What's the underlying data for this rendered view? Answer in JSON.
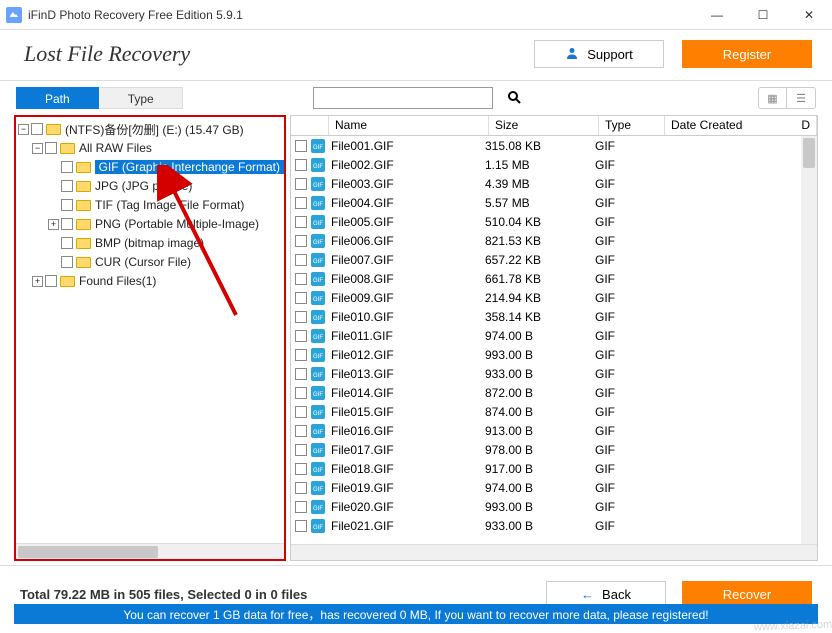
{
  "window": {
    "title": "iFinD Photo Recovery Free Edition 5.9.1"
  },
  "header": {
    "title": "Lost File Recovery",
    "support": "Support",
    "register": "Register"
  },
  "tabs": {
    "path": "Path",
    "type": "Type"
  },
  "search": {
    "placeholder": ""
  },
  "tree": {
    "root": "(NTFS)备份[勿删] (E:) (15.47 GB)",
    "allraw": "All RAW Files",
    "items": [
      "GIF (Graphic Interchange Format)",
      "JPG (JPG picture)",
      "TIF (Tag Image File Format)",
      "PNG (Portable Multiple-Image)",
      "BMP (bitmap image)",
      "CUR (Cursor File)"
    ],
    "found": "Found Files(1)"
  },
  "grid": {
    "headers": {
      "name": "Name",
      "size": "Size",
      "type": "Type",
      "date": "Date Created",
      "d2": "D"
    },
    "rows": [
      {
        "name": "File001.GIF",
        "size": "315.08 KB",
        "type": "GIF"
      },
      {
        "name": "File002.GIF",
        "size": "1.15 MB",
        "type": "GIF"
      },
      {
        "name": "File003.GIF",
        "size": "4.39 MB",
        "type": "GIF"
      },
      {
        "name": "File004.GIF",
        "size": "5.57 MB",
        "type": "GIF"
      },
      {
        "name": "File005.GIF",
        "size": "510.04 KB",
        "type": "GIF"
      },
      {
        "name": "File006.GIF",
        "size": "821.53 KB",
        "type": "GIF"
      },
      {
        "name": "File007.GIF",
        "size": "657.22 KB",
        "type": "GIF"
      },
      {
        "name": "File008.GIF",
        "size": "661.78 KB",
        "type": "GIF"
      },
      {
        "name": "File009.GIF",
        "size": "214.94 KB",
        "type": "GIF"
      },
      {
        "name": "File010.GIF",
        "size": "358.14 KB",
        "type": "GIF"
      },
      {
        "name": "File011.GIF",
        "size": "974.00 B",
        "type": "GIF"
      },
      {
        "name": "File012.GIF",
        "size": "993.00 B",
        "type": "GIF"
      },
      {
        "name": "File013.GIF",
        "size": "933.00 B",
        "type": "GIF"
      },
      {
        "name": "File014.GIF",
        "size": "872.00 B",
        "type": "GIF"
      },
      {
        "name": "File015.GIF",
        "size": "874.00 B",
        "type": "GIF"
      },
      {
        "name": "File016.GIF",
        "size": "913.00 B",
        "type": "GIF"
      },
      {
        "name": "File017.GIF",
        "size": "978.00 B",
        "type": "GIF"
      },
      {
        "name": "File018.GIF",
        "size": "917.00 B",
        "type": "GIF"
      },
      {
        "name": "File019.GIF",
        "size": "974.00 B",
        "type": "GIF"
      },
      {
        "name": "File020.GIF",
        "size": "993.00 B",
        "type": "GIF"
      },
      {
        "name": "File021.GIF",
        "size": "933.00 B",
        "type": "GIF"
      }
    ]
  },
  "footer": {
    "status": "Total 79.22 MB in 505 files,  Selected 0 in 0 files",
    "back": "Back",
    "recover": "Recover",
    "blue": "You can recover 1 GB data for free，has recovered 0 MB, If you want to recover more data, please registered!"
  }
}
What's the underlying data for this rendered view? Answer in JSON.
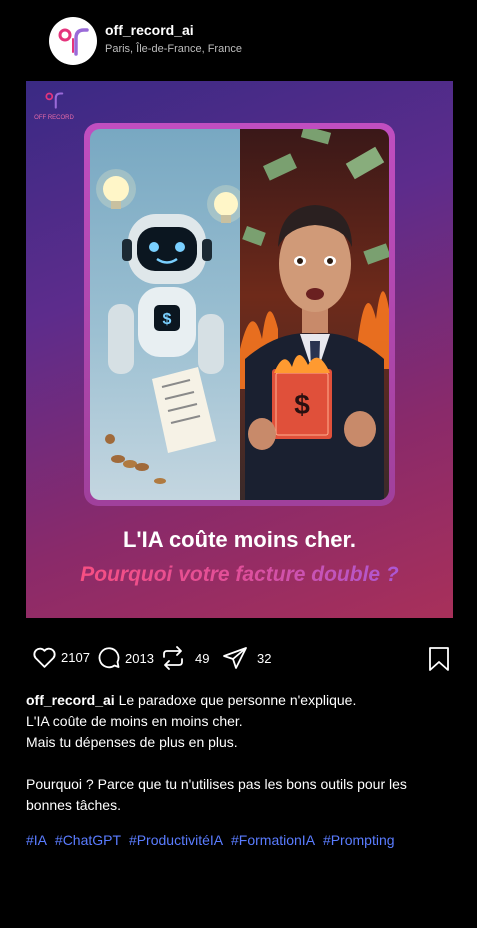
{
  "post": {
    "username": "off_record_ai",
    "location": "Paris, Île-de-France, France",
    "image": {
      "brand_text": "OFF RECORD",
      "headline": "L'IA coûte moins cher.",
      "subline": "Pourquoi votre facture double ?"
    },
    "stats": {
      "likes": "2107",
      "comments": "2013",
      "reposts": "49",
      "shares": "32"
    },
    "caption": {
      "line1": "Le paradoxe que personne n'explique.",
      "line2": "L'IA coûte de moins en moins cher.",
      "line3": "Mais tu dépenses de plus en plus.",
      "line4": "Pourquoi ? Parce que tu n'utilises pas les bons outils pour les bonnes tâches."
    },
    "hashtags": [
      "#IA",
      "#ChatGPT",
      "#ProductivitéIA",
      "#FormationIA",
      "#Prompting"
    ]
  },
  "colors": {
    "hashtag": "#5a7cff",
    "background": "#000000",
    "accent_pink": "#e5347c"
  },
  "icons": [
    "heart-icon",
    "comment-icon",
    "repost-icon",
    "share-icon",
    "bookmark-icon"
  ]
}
+---+
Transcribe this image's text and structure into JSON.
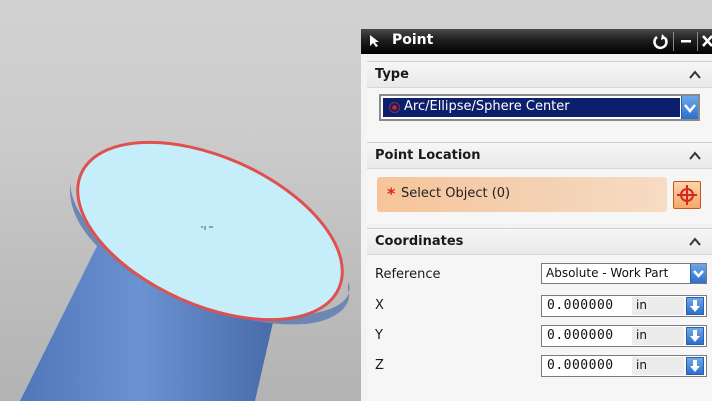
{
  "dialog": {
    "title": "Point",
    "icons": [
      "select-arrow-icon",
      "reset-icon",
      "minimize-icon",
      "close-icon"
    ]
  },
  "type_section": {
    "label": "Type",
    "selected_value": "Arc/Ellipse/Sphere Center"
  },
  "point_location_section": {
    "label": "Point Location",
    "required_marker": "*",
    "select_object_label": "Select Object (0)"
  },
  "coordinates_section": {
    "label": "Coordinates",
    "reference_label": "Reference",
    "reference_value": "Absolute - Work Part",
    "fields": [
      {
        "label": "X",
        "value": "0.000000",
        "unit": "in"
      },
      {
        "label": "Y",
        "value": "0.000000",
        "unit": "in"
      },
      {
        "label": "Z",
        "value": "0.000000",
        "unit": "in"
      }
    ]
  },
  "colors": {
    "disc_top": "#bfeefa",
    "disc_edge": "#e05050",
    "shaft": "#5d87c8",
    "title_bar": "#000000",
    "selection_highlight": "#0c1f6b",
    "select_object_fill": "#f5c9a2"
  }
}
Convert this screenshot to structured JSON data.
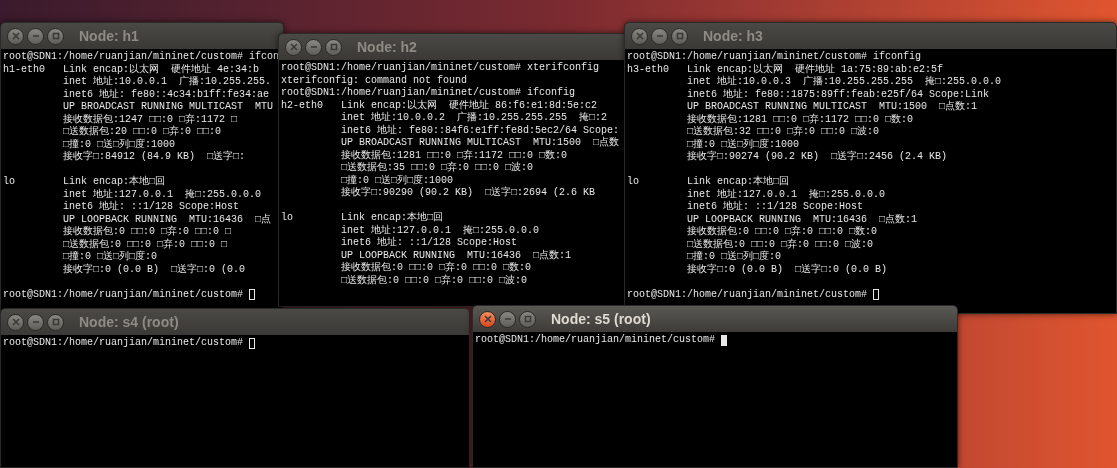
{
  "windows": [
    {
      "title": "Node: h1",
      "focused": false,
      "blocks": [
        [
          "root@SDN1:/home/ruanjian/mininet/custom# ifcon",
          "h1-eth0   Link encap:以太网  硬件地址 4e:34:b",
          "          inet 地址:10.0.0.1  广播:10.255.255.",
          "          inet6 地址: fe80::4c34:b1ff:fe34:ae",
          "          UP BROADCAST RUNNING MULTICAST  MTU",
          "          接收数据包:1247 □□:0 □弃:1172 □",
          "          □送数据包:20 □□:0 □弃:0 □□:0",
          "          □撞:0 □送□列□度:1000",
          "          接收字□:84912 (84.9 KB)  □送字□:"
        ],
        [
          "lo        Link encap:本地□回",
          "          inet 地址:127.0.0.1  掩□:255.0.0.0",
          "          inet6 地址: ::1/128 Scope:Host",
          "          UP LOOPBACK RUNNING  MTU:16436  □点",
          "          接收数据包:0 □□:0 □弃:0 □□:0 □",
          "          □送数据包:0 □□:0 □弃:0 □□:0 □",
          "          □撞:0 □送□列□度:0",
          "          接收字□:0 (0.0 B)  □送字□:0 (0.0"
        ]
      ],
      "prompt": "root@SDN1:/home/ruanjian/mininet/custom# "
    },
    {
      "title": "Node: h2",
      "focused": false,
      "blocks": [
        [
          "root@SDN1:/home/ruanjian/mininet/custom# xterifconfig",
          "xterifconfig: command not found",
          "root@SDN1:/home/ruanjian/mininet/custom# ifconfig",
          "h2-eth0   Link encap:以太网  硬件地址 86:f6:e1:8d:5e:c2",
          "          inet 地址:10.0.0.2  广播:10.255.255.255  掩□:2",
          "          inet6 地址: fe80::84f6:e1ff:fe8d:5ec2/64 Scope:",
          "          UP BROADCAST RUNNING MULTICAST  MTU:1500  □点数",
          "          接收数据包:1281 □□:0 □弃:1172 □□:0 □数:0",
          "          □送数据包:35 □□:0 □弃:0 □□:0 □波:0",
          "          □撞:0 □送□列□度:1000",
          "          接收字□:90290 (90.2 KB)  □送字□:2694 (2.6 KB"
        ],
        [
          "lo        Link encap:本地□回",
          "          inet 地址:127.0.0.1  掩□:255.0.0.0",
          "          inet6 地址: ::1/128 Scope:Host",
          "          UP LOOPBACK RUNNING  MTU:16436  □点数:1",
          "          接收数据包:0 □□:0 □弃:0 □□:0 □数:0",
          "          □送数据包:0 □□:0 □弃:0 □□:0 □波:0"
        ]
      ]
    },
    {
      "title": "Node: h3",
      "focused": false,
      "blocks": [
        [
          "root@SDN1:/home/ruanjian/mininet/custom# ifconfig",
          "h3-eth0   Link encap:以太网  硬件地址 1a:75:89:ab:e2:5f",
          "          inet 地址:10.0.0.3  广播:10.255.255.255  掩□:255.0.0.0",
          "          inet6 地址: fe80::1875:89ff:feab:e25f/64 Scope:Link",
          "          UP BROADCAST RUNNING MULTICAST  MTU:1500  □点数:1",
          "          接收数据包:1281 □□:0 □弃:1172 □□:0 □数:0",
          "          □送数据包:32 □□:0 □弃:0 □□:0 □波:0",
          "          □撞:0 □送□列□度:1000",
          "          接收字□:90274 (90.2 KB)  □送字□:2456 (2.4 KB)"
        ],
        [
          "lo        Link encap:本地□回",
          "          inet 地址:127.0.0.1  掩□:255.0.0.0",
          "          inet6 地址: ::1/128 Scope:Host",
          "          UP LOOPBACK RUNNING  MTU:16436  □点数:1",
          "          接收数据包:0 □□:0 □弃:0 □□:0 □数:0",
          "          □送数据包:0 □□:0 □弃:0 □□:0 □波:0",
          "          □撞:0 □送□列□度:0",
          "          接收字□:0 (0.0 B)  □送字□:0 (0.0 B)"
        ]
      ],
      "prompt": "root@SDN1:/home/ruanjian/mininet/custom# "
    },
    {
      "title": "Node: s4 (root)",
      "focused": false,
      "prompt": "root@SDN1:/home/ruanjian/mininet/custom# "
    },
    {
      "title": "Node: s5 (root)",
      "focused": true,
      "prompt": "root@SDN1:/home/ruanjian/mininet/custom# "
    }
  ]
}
+---+
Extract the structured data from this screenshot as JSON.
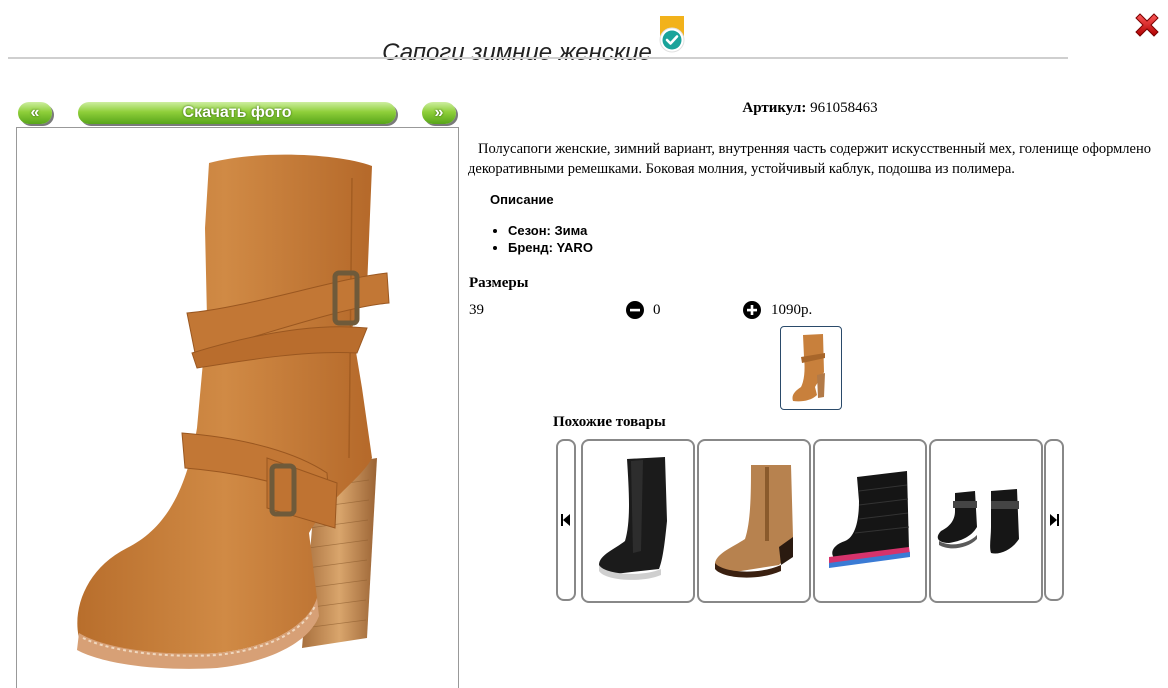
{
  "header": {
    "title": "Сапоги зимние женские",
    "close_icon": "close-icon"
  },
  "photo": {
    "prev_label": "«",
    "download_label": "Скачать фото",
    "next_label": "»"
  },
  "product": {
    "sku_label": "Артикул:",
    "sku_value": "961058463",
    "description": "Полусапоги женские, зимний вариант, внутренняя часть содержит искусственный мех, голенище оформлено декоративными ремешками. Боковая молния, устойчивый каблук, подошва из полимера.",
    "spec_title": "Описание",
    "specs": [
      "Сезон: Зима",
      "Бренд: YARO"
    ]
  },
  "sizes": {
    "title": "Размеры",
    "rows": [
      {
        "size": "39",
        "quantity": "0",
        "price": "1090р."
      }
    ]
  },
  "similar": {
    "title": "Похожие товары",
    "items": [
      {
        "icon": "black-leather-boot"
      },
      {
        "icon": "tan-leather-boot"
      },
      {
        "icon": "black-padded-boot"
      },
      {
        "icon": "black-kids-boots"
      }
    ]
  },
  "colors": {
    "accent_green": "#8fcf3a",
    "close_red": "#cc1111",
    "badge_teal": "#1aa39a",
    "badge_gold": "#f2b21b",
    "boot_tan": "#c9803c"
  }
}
+---+
**Instructions for the task**
Copy out all lines where the word "Link" appears.

**Solution to this problem**
          "h1-eth0   Link encap:以太网  硬件地址 4e:34:b",
          "lo        Link encap:本地□回",
          "h2-eth0   Link encap:以太网  硬件地址 86:f6:e1:8d:5e:c2",
          "lo        Link encap:本地□回",
          "h3-eth0   Link encap:以太网  硬件地址 1a:75:89:ab:e2:5f",
          "          inet6 地址: fe80::1875:89ff:feab:e25f/64 Scope:Link",
          "lo        Link encap:本地□回",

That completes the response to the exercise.